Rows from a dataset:
* BEGIN *
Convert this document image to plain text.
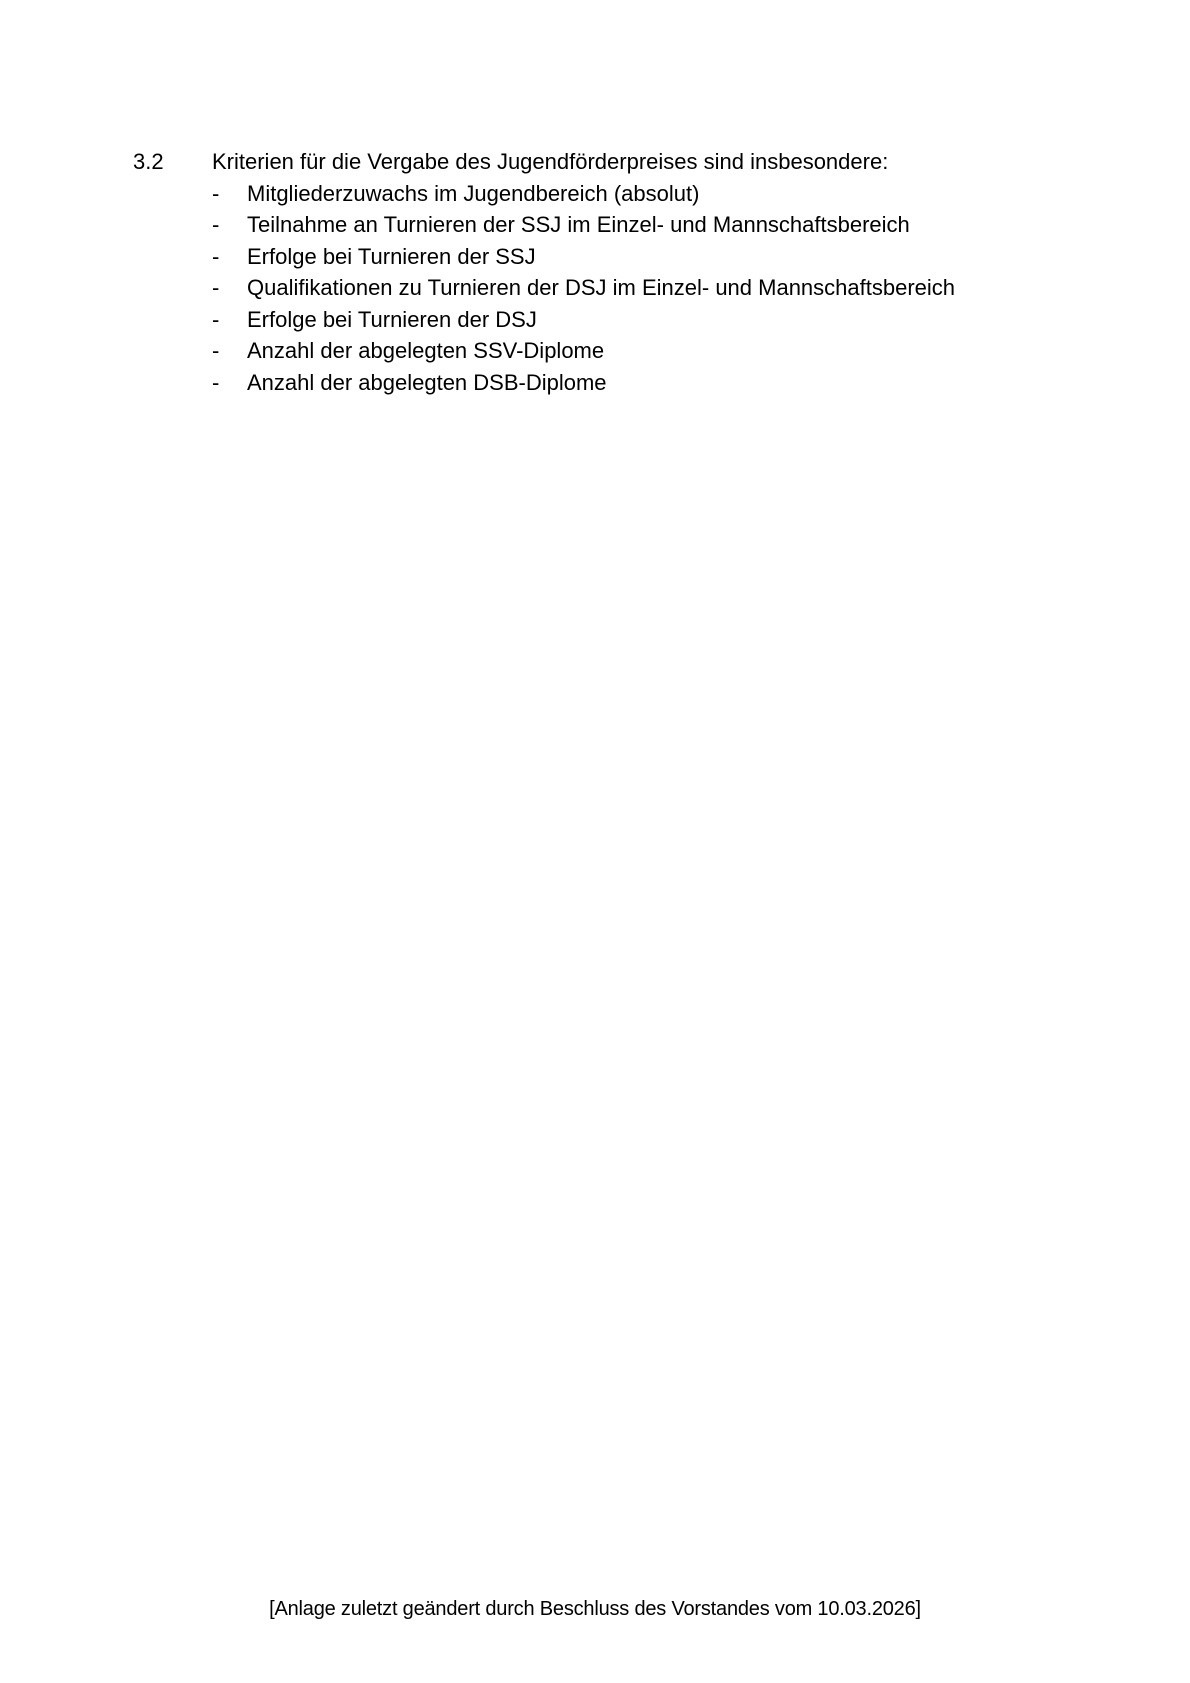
3.2	Kriterien für die Vergabe des Jugendförderpreises sind insbesondere:
-	Mitgliederzuwachs im Jugendbereich (absolut)
-	Teilnahme an Turnieren der SSJ im Einzel- und Mannschaftsbereich
-	Erfolge bei Turnieren der SSJ
-	Qualifikationen zu Turnieren der DSJ im Einzel- und Mannschaftsbereich
-	Erfolge bei Turnieren der DSJ
-	Anzahl der abgelegten SSV-Diplome
-	Anzahl der abgelegten DSB-Diplome
[Anlage zuletzt geändert durch Beschluss des Vorstandes vom 10.03.2026]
* END *
Your objective
Can the entries above be repeated exactly, without their pictures?

Output of the exercise
Convert this document image to plain text.
3.2	Kriterien für die Vergabe des Jugendförderpreises sind insbesondere:
-	Mitgliederzuwachs im Jugendbereich (absolut)
-	Teilnahme an Turnieren der SSJ im Einzel- und Mannschaftsbereich
-	Erfolge bei Turnieren der SSJ
-	Qualifikationen zu Turnieren der DSJ im Einzel- und Mannschaftsbereich
-	Erfolge bei Turnieren der DSJ
-	Anzahl der abgelegten SSV-Diplome
-	Anzahl der abgelegten DSB-Diplome
[Anlage zuletzt geändert durch Beschluss des Vorstandes vom 10.03.2026]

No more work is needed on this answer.